**Provided information**
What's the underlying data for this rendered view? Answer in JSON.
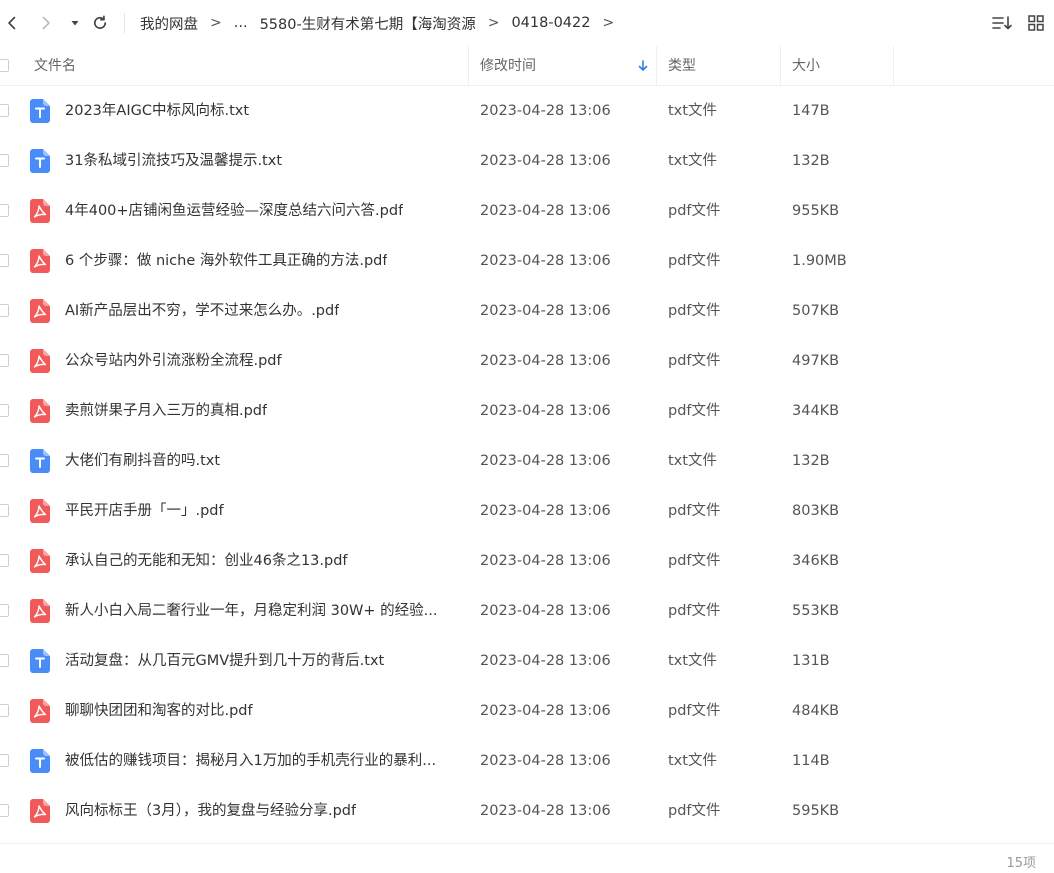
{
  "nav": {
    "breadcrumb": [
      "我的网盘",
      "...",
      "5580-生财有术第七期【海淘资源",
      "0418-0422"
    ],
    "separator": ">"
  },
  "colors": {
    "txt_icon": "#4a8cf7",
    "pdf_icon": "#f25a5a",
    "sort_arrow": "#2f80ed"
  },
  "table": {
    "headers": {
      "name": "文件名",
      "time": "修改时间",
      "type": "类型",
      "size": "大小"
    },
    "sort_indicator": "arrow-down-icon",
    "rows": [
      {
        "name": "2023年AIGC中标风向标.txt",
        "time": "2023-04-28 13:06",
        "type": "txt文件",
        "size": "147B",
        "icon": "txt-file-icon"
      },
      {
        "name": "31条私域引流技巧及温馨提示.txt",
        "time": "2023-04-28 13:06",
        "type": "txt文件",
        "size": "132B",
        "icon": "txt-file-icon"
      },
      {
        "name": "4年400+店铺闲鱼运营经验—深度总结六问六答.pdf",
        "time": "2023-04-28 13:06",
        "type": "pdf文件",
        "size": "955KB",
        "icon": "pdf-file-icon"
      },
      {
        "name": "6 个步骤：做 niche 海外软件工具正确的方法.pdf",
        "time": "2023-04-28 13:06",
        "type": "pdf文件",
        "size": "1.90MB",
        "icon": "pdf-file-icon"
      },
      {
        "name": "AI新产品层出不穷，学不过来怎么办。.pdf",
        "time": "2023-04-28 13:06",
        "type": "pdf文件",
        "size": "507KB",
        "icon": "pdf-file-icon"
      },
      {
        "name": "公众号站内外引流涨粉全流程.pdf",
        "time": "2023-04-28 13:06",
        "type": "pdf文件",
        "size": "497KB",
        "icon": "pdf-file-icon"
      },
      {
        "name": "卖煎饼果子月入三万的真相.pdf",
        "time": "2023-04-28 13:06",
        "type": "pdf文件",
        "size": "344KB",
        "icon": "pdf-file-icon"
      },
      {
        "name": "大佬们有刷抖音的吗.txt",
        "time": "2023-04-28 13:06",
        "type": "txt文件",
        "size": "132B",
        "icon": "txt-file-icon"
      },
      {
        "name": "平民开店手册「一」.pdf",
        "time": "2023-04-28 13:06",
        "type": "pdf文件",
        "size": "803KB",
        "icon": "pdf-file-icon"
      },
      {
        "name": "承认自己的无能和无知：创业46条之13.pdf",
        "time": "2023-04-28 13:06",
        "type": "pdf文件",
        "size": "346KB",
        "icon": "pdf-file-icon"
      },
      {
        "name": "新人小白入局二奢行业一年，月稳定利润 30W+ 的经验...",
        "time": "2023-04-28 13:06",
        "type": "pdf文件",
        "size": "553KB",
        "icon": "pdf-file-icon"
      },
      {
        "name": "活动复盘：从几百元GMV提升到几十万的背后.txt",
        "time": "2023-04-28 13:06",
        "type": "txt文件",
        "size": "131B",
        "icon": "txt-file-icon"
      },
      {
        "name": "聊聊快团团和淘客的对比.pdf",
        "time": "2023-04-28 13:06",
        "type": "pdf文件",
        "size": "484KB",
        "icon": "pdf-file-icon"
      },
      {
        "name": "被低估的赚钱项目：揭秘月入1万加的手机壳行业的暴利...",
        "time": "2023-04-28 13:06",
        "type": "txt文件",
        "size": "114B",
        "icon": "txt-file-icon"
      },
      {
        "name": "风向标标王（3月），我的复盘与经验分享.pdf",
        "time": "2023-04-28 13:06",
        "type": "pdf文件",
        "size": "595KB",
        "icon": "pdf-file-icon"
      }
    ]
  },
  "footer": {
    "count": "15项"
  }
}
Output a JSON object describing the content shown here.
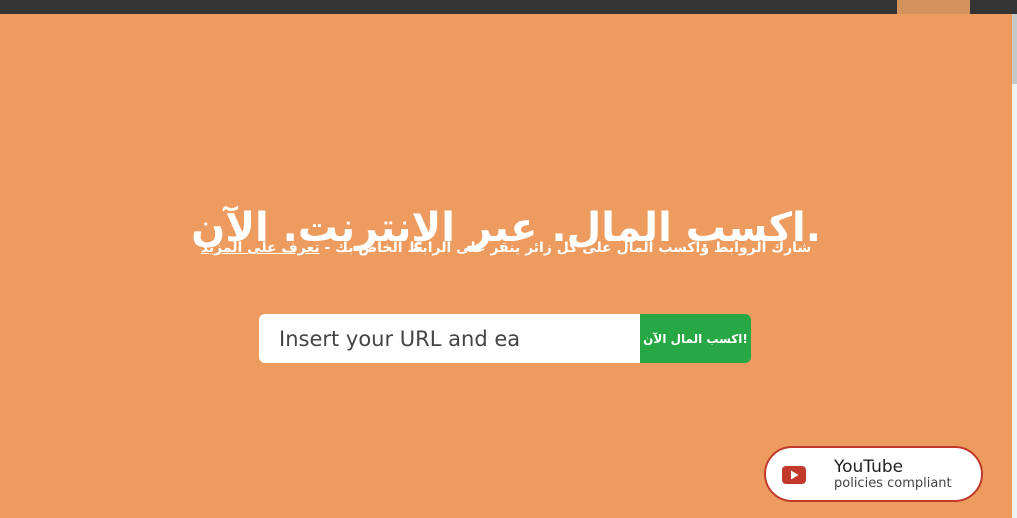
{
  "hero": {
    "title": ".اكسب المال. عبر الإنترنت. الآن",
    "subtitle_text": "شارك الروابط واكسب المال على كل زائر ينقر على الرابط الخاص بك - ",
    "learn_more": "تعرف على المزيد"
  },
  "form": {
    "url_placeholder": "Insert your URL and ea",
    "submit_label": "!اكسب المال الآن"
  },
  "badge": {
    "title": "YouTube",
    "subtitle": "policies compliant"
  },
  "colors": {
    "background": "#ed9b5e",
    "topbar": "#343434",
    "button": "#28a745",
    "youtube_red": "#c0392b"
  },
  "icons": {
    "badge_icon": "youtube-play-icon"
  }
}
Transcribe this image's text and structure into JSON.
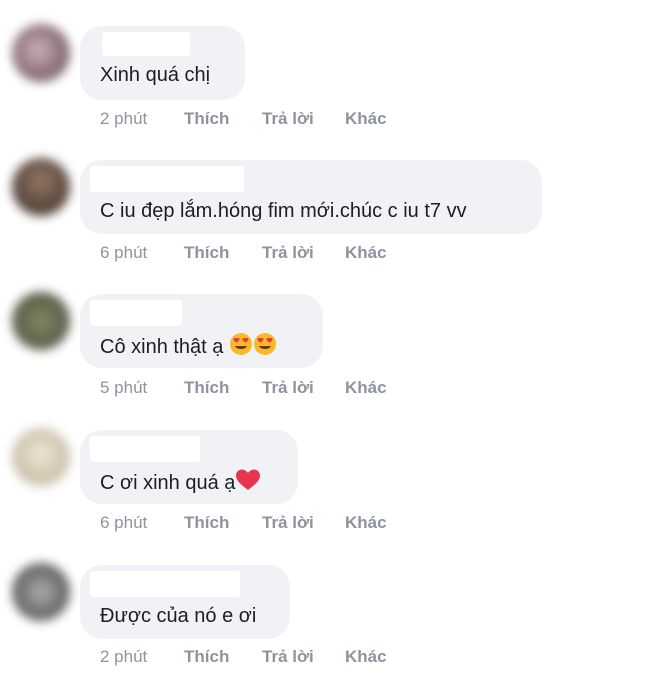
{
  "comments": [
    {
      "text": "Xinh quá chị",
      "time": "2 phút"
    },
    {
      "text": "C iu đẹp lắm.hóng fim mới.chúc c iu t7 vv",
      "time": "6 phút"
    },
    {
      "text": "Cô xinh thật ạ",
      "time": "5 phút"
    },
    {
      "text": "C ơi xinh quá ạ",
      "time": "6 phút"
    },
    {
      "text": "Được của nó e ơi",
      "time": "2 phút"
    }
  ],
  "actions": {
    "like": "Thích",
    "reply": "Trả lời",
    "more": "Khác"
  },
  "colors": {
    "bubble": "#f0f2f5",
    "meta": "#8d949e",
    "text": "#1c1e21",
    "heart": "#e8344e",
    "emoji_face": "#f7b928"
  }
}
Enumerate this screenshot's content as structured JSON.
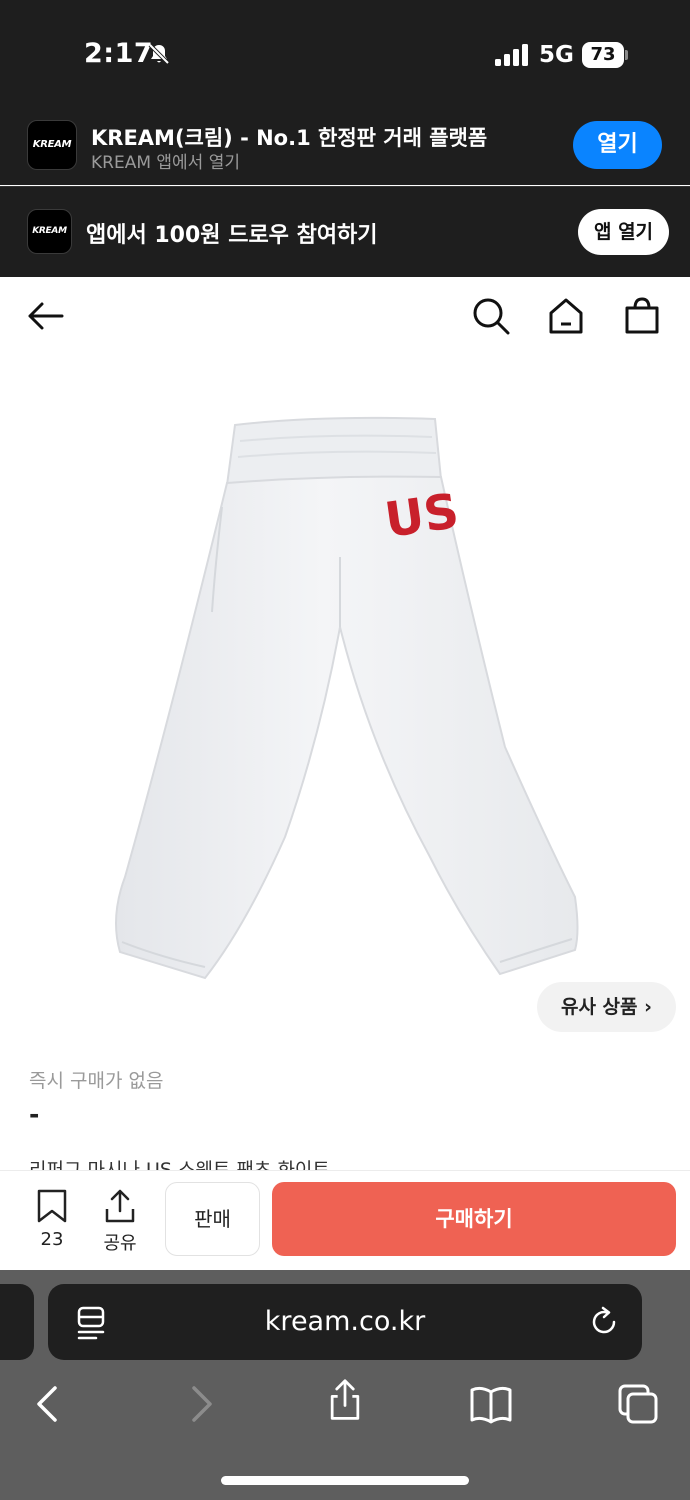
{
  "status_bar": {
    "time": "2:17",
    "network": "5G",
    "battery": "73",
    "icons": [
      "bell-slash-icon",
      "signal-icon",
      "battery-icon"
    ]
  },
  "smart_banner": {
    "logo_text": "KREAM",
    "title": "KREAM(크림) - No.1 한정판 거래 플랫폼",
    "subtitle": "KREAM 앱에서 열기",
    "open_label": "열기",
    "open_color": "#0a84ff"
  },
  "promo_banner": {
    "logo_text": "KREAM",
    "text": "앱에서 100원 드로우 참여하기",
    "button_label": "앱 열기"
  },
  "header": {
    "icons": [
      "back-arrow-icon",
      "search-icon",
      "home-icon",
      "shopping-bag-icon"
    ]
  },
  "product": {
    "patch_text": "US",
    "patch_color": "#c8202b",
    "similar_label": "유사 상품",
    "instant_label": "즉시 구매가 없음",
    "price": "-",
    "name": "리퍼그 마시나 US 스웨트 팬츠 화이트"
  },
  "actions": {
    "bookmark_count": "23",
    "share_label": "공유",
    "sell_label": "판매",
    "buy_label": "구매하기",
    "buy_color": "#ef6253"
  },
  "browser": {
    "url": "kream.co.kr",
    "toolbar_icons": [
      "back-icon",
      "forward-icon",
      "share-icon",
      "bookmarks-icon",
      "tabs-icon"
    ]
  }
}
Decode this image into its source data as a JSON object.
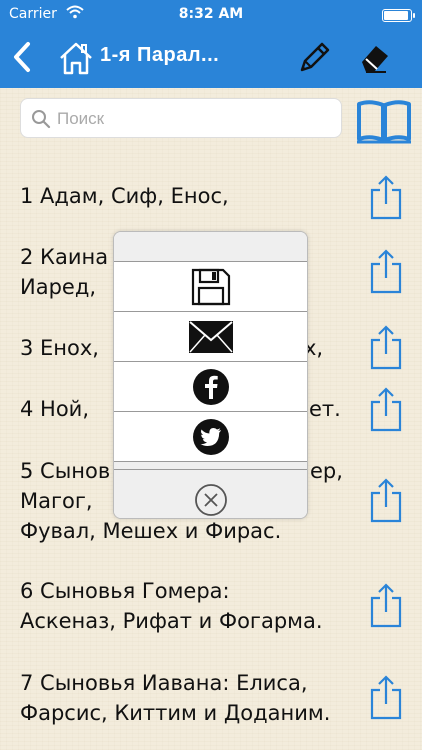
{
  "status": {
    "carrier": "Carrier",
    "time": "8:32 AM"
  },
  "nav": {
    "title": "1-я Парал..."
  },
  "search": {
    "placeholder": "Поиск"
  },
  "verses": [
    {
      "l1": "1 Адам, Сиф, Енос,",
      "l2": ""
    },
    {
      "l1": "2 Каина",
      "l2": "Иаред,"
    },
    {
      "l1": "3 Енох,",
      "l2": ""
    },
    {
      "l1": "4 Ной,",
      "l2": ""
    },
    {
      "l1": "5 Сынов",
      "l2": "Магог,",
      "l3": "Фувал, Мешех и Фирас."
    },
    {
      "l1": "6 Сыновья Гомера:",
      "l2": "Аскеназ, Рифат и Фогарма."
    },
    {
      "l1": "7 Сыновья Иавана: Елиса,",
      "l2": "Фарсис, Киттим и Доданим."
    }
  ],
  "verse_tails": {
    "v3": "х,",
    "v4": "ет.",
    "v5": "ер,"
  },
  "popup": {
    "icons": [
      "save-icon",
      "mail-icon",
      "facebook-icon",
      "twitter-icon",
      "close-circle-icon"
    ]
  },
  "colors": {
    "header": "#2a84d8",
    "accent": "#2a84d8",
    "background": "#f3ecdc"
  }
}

**What you are asked to do**
Read the entries and show each line that mentions "JSON".

**Answer to the task**
What's the underlying data for this rendered view? Answer in JSON.
Output a JSON object describing the content shown here.
Transcribe this image's text and structure into JSON.
Enumerate this screenshot's content as structured JSON.
Decode this image into its source data as a JSON object.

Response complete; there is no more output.